THE TASK —
Using the records below, locate all lines containing "满眼星ChEn" and return them.

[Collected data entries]

● ● ● ●

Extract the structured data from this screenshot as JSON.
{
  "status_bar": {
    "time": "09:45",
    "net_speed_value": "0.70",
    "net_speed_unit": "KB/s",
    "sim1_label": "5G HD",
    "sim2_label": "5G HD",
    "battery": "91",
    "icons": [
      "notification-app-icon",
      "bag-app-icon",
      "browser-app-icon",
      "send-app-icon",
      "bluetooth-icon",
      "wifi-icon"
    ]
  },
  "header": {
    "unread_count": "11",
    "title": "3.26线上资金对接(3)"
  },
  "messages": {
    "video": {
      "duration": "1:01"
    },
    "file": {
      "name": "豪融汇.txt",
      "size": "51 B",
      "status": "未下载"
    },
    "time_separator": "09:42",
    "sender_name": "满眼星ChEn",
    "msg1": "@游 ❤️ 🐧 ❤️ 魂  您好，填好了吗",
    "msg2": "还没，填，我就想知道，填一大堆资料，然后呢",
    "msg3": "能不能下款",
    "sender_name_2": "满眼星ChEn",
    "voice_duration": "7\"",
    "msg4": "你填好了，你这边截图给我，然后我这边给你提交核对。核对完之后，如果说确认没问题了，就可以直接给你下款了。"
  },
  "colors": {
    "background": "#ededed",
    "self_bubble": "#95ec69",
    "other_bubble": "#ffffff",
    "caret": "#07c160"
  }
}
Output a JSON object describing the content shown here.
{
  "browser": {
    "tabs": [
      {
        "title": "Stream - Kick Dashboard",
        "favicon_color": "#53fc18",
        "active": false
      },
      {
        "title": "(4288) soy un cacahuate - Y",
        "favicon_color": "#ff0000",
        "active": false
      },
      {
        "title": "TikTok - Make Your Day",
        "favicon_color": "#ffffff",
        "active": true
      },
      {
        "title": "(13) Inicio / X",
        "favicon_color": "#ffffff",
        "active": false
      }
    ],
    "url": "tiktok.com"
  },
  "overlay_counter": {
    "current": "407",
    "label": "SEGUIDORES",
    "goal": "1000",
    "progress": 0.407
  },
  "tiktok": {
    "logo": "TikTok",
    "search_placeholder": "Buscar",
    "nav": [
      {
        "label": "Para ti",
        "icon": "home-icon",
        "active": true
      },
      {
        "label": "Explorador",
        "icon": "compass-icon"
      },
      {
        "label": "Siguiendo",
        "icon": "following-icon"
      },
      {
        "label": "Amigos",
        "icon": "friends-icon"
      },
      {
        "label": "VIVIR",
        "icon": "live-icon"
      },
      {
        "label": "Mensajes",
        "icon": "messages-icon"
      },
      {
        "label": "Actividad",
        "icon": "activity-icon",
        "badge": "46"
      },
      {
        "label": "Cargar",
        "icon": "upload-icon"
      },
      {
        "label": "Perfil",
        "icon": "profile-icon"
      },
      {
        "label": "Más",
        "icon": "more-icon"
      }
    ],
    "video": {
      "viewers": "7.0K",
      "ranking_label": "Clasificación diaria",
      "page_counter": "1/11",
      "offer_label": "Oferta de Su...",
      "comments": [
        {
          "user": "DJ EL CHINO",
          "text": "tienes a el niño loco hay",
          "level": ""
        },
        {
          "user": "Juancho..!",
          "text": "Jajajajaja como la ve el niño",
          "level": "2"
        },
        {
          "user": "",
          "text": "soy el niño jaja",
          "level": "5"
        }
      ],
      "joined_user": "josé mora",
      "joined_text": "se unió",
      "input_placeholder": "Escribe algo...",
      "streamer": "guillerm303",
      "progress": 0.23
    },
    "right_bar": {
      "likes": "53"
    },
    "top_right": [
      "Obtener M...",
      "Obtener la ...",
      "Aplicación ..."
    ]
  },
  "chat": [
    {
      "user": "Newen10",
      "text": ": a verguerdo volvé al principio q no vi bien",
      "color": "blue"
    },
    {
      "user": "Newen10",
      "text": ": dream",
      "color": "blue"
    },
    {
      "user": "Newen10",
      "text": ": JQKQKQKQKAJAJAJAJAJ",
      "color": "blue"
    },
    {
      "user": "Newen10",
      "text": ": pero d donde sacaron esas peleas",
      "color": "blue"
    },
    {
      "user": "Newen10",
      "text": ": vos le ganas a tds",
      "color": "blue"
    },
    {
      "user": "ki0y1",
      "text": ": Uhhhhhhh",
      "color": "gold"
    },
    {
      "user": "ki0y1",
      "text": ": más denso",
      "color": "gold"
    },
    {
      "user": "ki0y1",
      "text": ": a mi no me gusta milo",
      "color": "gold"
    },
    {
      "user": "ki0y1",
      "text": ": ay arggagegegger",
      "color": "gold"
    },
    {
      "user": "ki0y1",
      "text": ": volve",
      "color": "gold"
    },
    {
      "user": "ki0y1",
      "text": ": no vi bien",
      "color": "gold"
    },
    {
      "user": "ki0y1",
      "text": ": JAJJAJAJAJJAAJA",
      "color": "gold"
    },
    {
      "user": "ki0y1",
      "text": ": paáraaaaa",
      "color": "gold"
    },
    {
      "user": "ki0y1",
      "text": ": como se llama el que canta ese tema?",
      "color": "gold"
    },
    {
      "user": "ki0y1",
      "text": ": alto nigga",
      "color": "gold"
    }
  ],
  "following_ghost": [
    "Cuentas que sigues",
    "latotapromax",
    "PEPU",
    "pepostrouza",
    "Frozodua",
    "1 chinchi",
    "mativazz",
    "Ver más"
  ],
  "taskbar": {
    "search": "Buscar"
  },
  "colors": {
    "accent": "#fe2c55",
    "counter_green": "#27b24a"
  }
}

● ● ● ●

ANSWER IN FULL —
    "sender_name": "满眼星ChEn",
    "sender_name_2": "满眼星ChEn",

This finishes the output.